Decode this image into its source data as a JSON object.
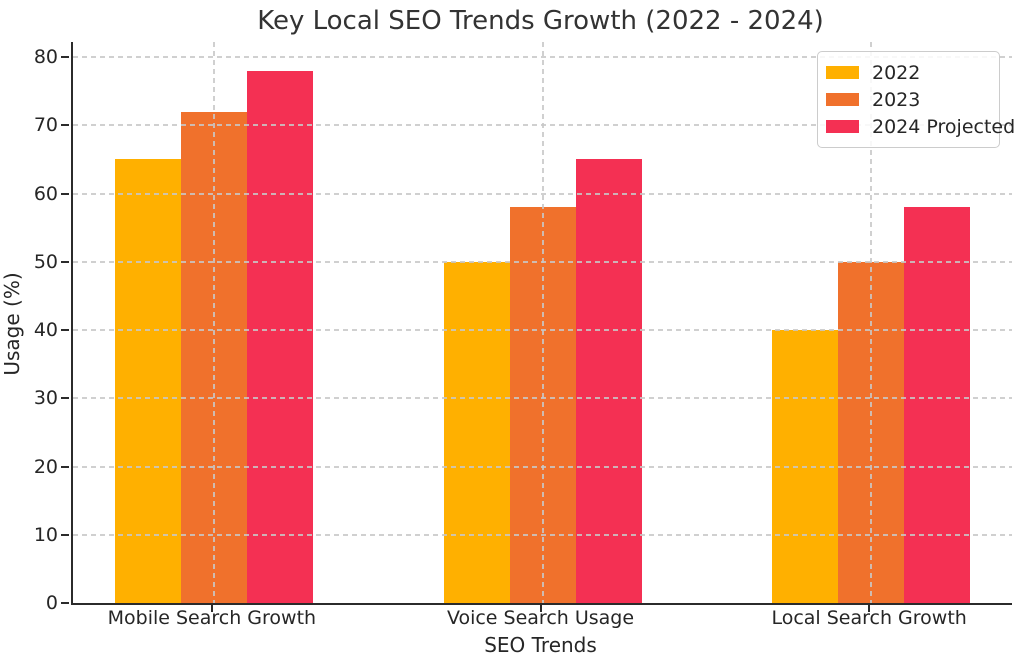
{
  "chart_data": {
    "type": "bar",
    "title": "Key Local SEO Trends Growth (2022 - 2024)",
    "xlabel": "SEO Trends",
    "ylabel": "Usage (%)",
    "categories": [
      "Mobile Search Growth",
      "Voice Search Usage",
      "Local Search Growth"
    ],
    "series": [
      {
        "name": "2022",
        "color": "#FFB000",
        "values": [
          65,
          50,
          40
        ]
      },
      {
        "name": "2023",
        "color": "#F0712C",
        "values": [
          72,
          58,
          50
        ]
      },
      {
        "name": "2024 Projected",
        "color": "#F43053",
        "values": [
          78,
          65,
          58
        ]
      }
    ],
    "yticks": [
      0,
      10,
      20,
      30,
      40,
      50,
      60,
      70,
      80
    ],
    "ylim": [
      0,
      82.2
    ],
    "grid": "dashed",
    "grid_color": "#c8c8c8",
    "legend_position": "upper right",
    "legend_labels": [
      "2022",
      "2023",
      "2024 Projected"
    ]
  }
}
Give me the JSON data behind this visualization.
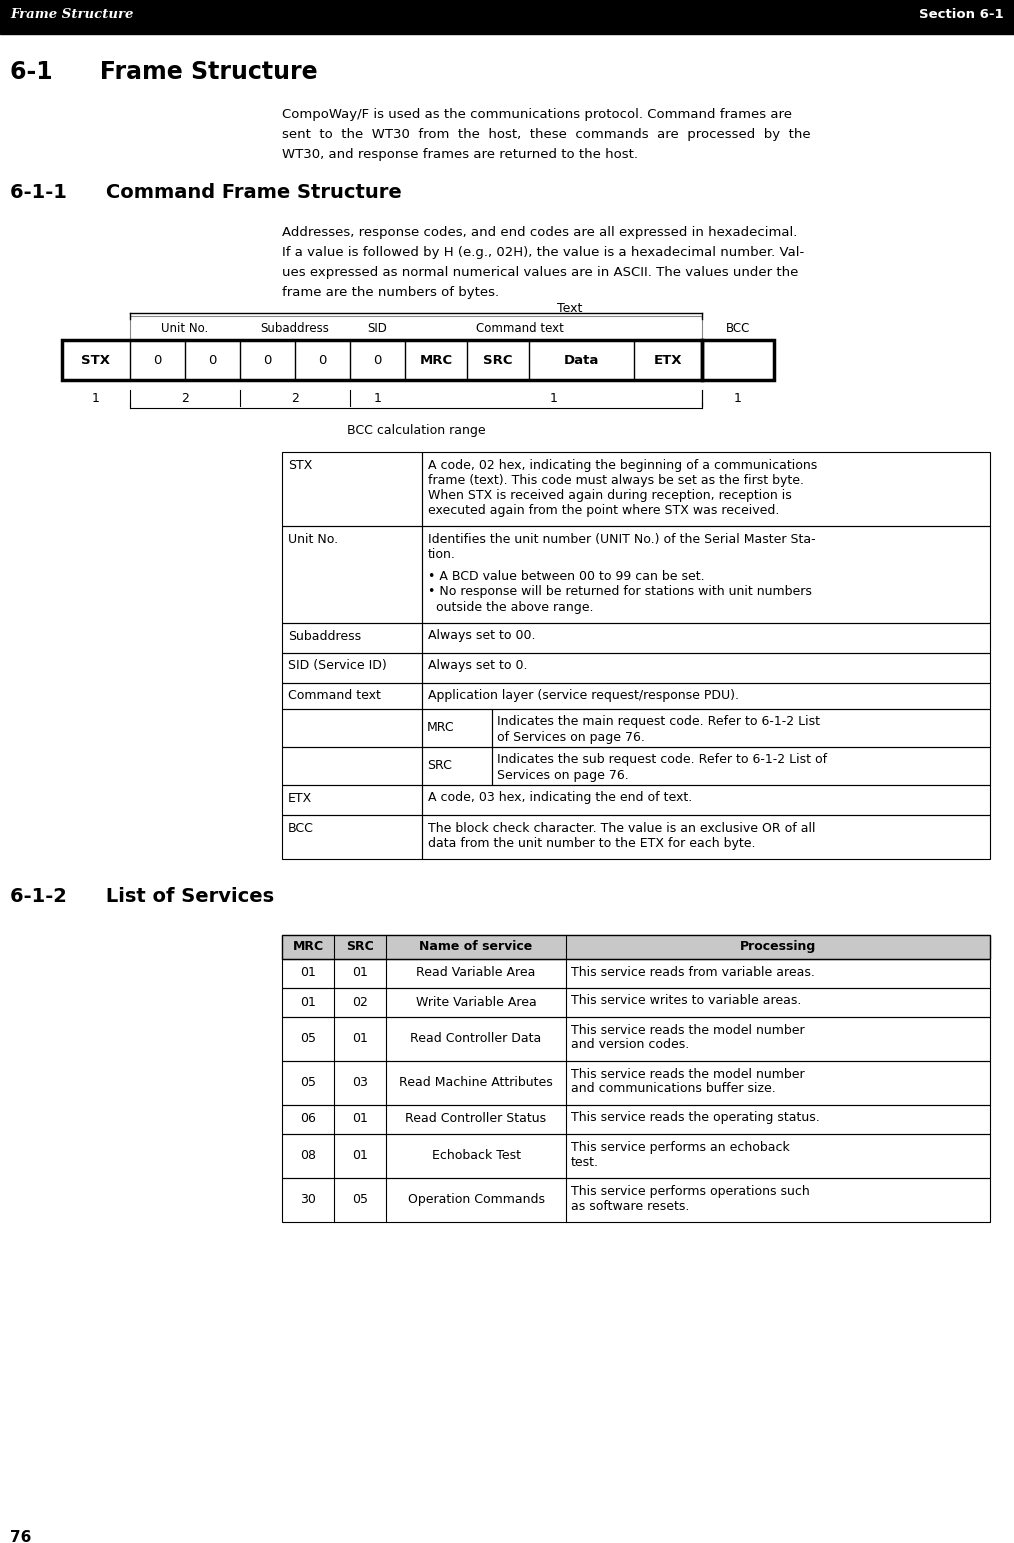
{
  "page_number": "76",
  "header_left": "Frame Structure",
  "header_right": "Section 6-1",
  "section_title": "6-1  Frame Structure",
  "section_body_lines": [
    "CompoWay/F is used as the communications protocol. Command frames are",
    "sent  to  the  WT30  from  the  host,  these  commands  are  processed  by  the",
    "WT30, and response frames are returned to the host."
  ],
  "subsection1_title": "6-1-1  Command Frame Structure",
  "subsection1_body_lines": [
    "Addresses, response codes, and end codes are all expressed in hexadecimal.",
    "If a value is followed by H (e.g., 02H), the value is a hexadecimal number. Val-",
    "ues expressed as normal numerical values are in ASCII. The values under the",
    "frame are the numbers of bytes."
  ],
  "frame_label": "Text",
  "bcc_label": "BCC calculation range",
  "desc_rows": [
    {
      "label": "STX",
      "lines": [
        "A code, 02 hex, indicating the beginning of a communications",
        "frame (text). This code must always be set as the first byte.",
        "When STX is received again during reception, reception is",
        "executed again from the point where STX was received."
      ],
      "type": "simple"
    },
    {
      "label": "Unit No.",
      "lines": [
        "Identifies the unit number (UNIT No.) of the Serial Master Sta-",
        "tion.",
        "",
        "• A BCD value between 00 to 99 can be set.",
        "• No response will be returned for stations with unit numbers",
        "  outside the above range."
      ],
      "type": "simple"
    },
    {
      "label": "Subaddress",
      "lines": [
        "Always set to 00."
      ],
      "type": "simple"
    },
    {
      "label": "SID (Service ID)",
      "lines": [
        "Always set to 0."
      ],
      "type": "simple"
    },
    {
      "label": "Command text",
      "main_line": "Application layer (service request/response PDU).",
      "sub_rows": [
        {
          "key": "MRC",
          "lines": [
            "Indicates the main request code. Refer to 6-1-2 List",
            "of Services on page 76."
          ]
        },
        {
          "key": "SRC",
          "lines": [
            "Indicates the sub request code. Refer to 6-1-2 List of",
            "Services on page 76."
          ]
        }
      ],
      "type": "command"
    },
    {
      "label": "ETX",
      "lines": [
        "A code, 03 hex, indicating the end of text."
      ],
      "type": "simple"
    },
    {
      "label": "BCC",
      "lines": [
        "The block check character. The value is an exclusive OR of all",
        "data from the unit number to the ETX for each byte."
      ],
      "type": "simple"
    }
  ],
  "subsection2_title": "6-1-2  List of Services",
  "services_headers": [
    "MRC",
    "SRC",
    "Name of service",
    "Processing"
  ],
  "services_rows": [
    [
      "01",
      "01",
      "Read Variable Area",
      "This service reads from variable areas."
    ],
    [
      "01",
      "02",
      "Write Variable Area",
      "This service writes to variable areas."
    ],
    [
      "05",
      "01",
      "Read Controller Data",
      "This service reads the model number\nand version codes."
    ],
    [
      "05",
      "03",
      "Read Machine Attributes",
      "This service reads the model number\nand communications buffer size."
    ],
    [
      "06",
      "01",
      "Read Controller Status",
      "This service reads the operating status."
    ],
    [
      "08",
      "01",
      "Echoback Test",
      "This service performs an echoback\ntest."
    ],
    [
      "30",
      "05",
      "Operation Commands",
      "This service performs operations such\nas software resets."
    ]
  ]
}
# # #
» **WHAT NEEDS TO BE DONE**
Where a line above contains the string "Trends", copy that line.

» **FINISHED ANSWER**
    "title": "Key Local SEO Trends Growth (2022 - 2024)",
    "xlabel": "SEO Trends",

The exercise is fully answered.